## START

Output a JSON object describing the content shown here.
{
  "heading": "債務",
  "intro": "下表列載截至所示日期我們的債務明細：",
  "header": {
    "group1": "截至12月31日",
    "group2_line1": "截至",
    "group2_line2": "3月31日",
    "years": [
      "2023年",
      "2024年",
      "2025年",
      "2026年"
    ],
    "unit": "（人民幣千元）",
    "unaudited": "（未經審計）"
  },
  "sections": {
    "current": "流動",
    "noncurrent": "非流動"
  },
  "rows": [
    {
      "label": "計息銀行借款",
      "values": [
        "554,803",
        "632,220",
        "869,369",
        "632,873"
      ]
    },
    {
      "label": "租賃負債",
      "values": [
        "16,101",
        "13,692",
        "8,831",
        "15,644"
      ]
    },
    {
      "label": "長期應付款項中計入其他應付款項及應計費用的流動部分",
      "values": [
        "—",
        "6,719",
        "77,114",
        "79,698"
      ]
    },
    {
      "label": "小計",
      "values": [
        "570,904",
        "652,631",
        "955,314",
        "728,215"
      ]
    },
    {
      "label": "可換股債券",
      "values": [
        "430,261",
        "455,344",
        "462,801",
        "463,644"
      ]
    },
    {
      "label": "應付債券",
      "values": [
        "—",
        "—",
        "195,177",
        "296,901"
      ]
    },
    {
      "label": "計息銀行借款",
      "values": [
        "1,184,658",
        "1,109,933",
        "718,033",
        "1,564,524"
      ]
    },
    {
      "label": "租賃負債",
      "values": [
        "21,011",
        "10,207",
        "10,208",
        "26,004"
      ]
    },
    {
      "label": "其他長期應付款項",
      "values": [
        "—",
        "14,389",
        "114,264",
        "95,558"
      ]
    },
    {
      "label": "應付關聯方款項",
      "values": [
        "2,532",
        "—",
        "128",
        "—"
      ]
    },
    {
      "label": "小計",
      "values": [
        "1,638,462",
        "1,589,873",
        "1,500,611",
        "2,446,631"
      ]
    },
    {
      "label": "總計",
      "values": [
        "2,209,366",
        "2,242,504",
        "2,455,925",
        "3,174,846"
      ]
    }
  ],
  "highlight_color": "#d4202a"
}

## END

▶ [Exercise requirements]
Repeat every line of the material exactly as given.

▶ [Solution to this task]
Output a JSON object describing the content shown here.
{
  "heading": "債務",
  "intro": "下表列載截至所示日期我們的債務明細：",
  "header": {
    "group1": "截至12月31日",
    "group2_line1": "截至",
    "group2_line2": "3月31日",
    "years": [
      "2023年",
      "2024年",
      "2025年",
      "2026年"
    ],
    "unit": "（人民幣千元）",
    "unaudited": "（未經審計）"
  },
  "sections": {
    "current": "流動",
    "noncurrent": "非流動"
  },
  "rows": [
    {
      "label": "計息銀行借款",
      "values": [
        "554,803",
        "632,220",
        "869,369",
        "632,873"
      ]
    },
    {
      "label": "租賃負債",
      "values": [
        "16,101",
        "13,692",
        "8,831",
        "15,644"
      ]
    },
    {
      "label": "長期應付款項中計入其他應付款項及應計費用的流動部分",
      "values": [
        "—",
        "6,719",
        "77,114",
        "79,698"
      ]
    },
    {
      "label": "小計",
      "values": [
        "570,904",
        "652,631",
        "955,314",
        "728,215"
      ]
    },
    {
      "label": "可換股債券",
      "values": [
        "430,261",
        "455,344",
        "462,801",
        "463,644"
      ]
    },
    {
      "label": "應付債券",
      "values": [
        "—",
        "—",
        "195,177",
        "296,901"
      ]
    },
    {
      "label": "計息銀行借款",
      "values": [
        "1,184,658",
        "1,109,933",
        "718,033",
        "1,564,524"
      ]
    },
    {
      "label": "租賃負債",
      "values": [
        "21,011",
        "10,207",
        "10,208",
        "26,004"
      ]
    },
    {
      "label": "其他長期應付款項",
      "values": [
        "—",
        "14,389",
        "114,264",
        "95,558"
      ]
    },
    {
      "label": "應付關聯方款項",
      "values": [
        "2,532",
        "—",
        "128",
        "—"
      ]
    },
    {
      "label": "小計",
      "values": [
        "1,638,462",
        "1,589,873",
        "1,500,611",
        "2,446,631"
      ]
    },
    {
      "label": "總計",
      "values": [
        "2,209,366",
        "2,242,504",
        "2,455,925",
        "3,174,846"
      ]
    }
  ],
  "highlight_color": "#d4202a"
}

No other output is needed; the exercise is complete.